Supplied passage -
>>>
The above is the obvious explanation of my contention that Jesus, and only Jesus, represents the absolute Truth.  All so-called truth that incorporates earthly values, bonds and influences has nothing to do with Jesus and is the negation of his Gospel of Truth. When the clerics teach or preach that following Jesus will heal family rifts and contribute to security in the life of this world or when they represent the 'life abundant' promised by Jesus as being fulfilled in this "far country," they are preaching what men love but what God hates.  They are mired in the swamp of relativity and know nothing of the absolute issues set before us by our Elder Brother.  Jesus’ Gospel therefore requires an absolute disjunction from life in this world.  He was not satisfied with teaching that we must deny earthly ties and treasures. In asserting his Great Principle, he chose hate, the strongest word possible to establish Truth in the absolute.  He who hates his life in this world will save it for life eternal.  Only the hatred of life can lead us to the absolute Truth, for everything else retains some affection or connection to that life, and is therefore relative.  It can never represent absolute Truth, but Jesus manifested Truth in the absolute.  He is the only one who does so, and is ipso facto the only one who can lead us to the Father.
The prodigal finally learned through hard experience to hate his life in the far country so that when he arose to go to his father, he left everything behind yet he left nothing of value.  His whole heart went with him, because all that he treasured lay in his father's house.  He had learned by hard experience that personal fulfillment was not to be had in the ‘far country.’

The Absence of the Father

Hard times came to the far country.  The famine enveloped him, and the prodigal son fell into a most unhappy state.  He was hungry, dirty, naked and shoeless.  He had condescended from the status of extravagant swinger to that of a starving serf and the agony was prolonged until he greatly despaired.  His present was painful, his future bleak and a mood inspired by a sense of his own failure and seeming worthlessness enveloped him.  The dismal days dragged on and there was no relief – and the hunger constantly gnawed at his gut.

Through it all, his father did absolutely nothing for him, nor did anyone else.  As the parable expresses it, no one gave him anything.  The parable leaves us to conclude that, no matter what petition he may have directed to his father, the response could only have been absolute silence.  No prayer, petition or messenger could have prevailed upon the father to do anything for him until he had settled upon his resurrection, that is, his great resolution; I will arise and go to my father.  And even then the best robe, the shoes and the banquet – all were realized by the astonished prodigal only after he arrived at the father's house.

It was not that the father was not interested in his prodigal nor that he ceased to love him, for these things never failed.  In a human situation such as is depicted by the parable, the parent never ceases loving the child and never ceases to grieve for the errant offspring.  The prodigal's father could be so joyfully happy on his return only because he had been so sorrowful in his absence.  Yet he did nothing for him while he remained in the far country.  Why didn't his father give aid?  Why did he not send money to buy food?  Why didn't the father use his influence with the ‘citizen of that country’ so as to prevail upon him to give the young man a raise, or a promotion, or a better job?
<<<
Instruction 1 - Translate this sentence from the passage on the prodigal son into Spanish: "His whole heart went with him, because all that he treasured lay in his father's house."
Instruction 2 -
Answer these questions from the passage on the prodigal son:
(a) What word did Jesus choose to establish Truth in the absolute?
(b) What four words describe the prodigal's state after the famine came?
(c) Which three things did the prodigal receive only after he arrived at the father's house?
Instruction 3 - Resume the passage on the prodigal son from where it stops.

Data listing -
>>>
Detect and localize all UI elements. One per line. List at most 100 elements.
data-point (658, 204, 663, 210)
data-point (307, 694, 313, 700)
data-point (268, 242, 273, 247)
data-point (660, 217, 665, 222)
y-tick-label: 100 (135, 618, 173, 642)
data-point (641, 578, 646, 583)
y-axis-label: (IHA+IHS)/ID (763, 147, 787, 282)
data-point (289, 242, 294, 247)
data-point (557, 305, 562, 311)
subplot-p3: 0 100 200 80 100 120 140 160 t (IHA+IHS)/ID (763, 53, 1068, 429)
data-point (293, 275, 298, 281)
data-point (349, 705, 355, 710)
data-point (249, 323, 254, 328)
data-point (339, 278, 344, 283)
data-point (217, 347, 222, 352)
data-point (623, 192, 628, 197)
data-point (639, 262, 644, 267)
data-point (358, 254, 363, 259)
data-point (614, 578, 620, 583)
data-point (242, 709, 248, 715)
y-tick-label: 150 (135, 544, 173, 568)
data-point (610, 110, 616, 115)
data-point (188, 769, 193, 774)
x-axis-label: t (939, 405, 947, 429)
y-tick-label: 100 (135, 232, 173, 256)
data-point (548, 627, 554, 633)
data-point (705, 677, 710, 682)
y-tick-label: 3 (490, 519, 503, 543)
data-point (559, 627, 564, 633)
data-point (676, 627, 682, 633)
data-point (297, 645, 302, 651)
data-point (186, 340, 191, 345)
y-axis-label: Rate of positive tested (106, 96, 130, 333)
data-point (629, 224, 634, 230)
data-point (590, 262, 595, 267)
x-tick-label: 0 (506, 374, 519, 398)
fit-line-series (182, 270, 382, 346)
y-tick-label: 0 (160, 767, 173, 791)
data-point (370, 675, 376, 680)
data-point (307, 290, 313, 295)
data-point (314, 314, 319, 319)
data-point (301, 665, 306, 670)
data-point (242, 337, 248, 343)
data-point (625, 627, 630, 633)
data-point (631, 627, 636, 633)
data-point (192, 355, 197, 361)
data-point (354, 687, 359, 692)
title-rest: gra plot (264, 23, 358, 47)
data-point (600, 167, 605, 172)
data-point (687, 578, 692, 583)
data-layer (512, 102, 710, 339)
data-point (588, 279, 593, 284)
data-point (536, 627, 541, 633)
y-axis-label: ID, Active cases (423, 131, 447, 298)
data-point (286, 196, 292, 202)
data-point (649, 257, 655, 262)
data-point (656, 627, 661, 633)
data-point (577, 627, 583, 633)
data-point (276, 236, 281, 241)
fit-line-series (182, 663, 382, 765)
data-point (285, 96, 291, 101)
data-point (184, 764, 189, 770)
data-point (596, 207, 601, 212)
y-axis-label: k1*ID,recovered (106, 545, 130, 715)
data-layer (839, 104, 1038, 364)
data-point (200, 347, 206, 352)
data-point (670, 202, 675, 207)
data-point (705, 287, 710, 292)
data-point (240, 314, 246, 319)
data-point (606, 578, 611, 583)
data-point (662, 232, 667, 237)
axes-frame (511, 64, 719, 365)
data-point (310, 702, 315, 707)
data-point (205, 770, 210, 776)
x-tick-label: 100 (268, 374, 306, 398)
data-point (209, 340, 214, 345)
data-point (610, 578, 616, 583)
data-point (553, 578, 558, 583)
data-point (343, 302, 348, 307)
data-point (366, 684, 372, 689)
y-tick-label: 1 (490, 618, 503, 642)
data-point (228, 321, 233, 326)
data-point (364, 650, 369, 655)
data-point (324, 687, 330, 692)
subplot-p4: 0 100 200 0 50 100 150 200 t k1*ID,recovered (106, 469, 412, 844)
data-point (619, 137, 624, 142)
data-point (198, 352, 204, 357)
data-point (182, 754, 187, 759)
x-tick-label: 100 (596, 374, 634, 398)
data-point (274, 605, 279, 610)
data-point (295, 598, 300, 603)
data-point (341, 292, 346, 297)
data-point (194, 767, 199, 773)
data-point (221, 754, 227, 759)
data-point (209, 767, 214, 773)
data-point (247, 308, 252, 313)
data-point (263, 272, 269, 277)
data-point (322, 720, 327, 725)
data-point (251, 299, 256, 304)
<<<
Exercise result 1 - Todo su corazón se fue con él, porque todo lo que atesoraba estaba en la casa de su padre.

Exercise result 2 -
(a) Hate.
(b) Hungry, dirty, naked and shoeless.
(c) The best robe, the shoes and the banquet.

Exercise result 3 -
Why does God allow bad things to happen to people, even to good people?  This question has occupied the greatest minds among the philosophers, not one of whom has supplied the race with a satisfactory answer.  The true and final answer lies in this parable.  The father did not help the prodigal because, to the father, he was dead and he was lost.  This, my son, was dead, and is alive, he was lost, and is found.  He was dead to his father and he was lost to his father.  When the curtain of death drops between you and others, it is impossible that they can do anything for you.  That is the ultimate consequence of death for it cuts off all recognition or communication or inter-relationship.  There is nothing we can do for the dead, for those who, to us, have died.  We may grieve that we did not do more while they lived in this world, but they died and left us with, perhaps, guilty consciences.  It is an incontestable fact that we can do nothing for them now.  The father could do nothing for the prodigal while he remained, lost and dead, in the far country.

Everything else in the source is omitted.